>> start Dataset records

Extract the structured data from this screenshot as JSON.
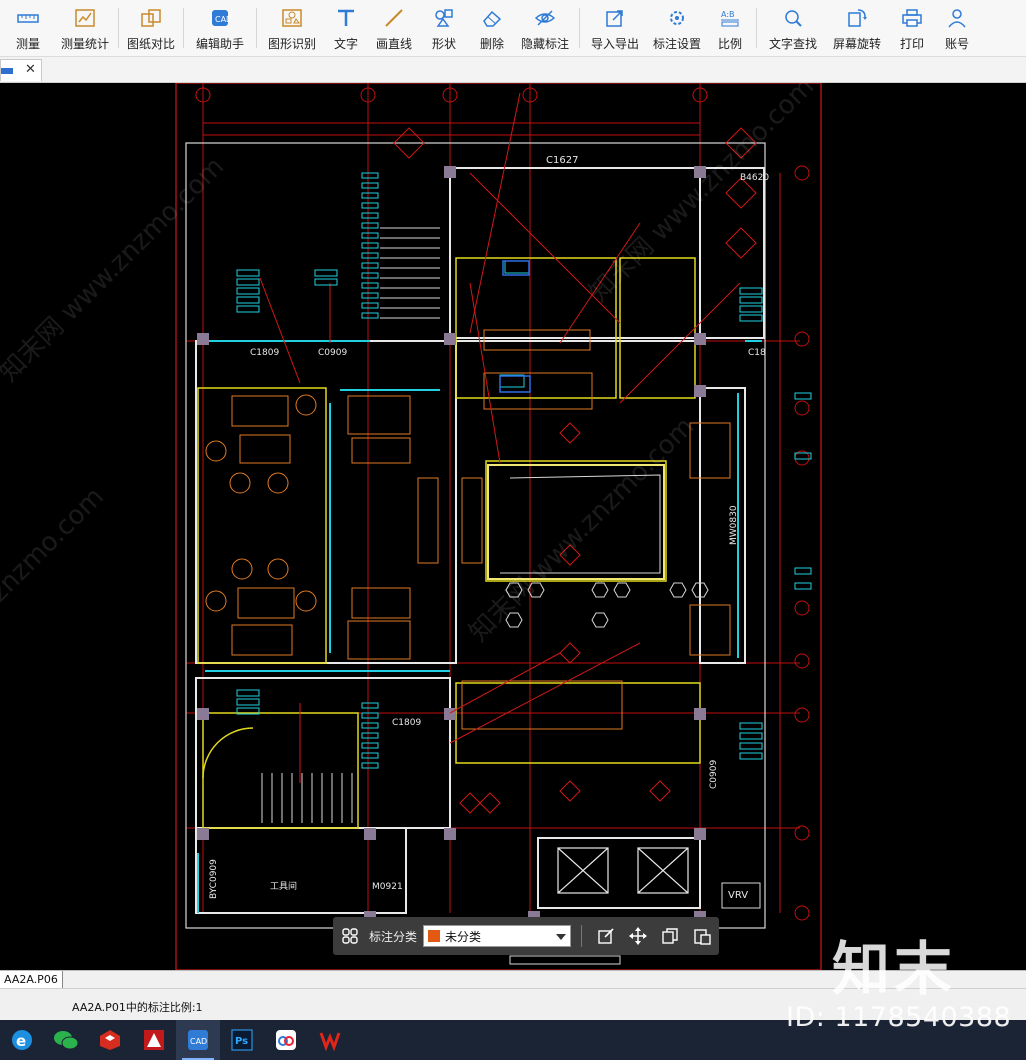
{
  "toolbar": {
    "items": [
      {
        "label": "测量",
        "icon": "ruler-icon"
      },
      {
        "label": "测量统计",
        "icon": "measure-stats-icon"
      },
      {
        "label": "图纸对比",
        "icon": "compare-icon"
      },
      {
        "label": "编辑助手",
        "icon": "edit-assistant-icon"
      },
      {
        "label": "图形识别",
        "icon": "shape-recognize-icon"
      },
      {
        "label": "文字",
        "icon": "text-icon"
      },
      {
        "label": "画直线",
        "icon": "line-icon"
      },
      {
        "label": "形状",
        "icon": "shape-icon"
      },
      {
        "label": "删除",
        "icon": "eraser-icon"
      },
      {
        "label": "隐藏标注",
        "icon": "eye-hide-icon"
      },
      {
        "label": "导入导出",
        "icon": "import-export-icon"
      },
      {
        "label": "标注设置",
        "icon": "mark-settings-icon"
      },
      {
        "label": "比例",
        "icon": "scale-icon"
      },
      {
        "label": "文字查找",
        "icon": "text-search-icon"
      },
      {
        "label": "屏幕旋转",
        "icon": "rotate-icon"
      },
      {
        "label": "打印",
        "icon": "print-icon"
      },
      {
        "label": "账号",
        "icon": "account-icon"
      }
    ]
  },
  "drawing": {
    "labels": {
      "c1627": "C1627",
      "c1809": "C1809",
      "c0909": "C0909",
      "c18": "C18",
      "c1809b": "C1809",
      "m0921": "M0921",
      "byc0909": "BYC0909",
      "room": "工具间",
      "vrv": "VRV",
      "b4620": "B4620",
      "mw0830": "MW0830",
      "c0909b": "C0909"
    }
  },
  "markbar": {
    "label": "标注分类",
    "selected": "未分类",
    "swatch_color": "#e25a12"
  },
  "sheet_tab": "AA2A.P06",
  "status": {
    "text": "AA2A.P01中的标注比例:1"
  },
  "watermark": {
    "brand": "知末",
    "id": "ID: 1178540388"
  },
  "taskbar": {
    "apps": [
      "ie-icon",
      "wechat-icon",
      "sketchup-icon",
      "autocad-icon",
      "cad-viewer-icon",
      "photoshop-icon",
      "baidu-netdisk-icon",
      "wps-icon"
    ]
  }
}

>> end Dataset records

Locate each line with the word "text" and copy it.

Reply:
        "icon": "text-icon"
        "icon": "text-search-icon"
    "text": "AA2A.P01中的标注比例:1"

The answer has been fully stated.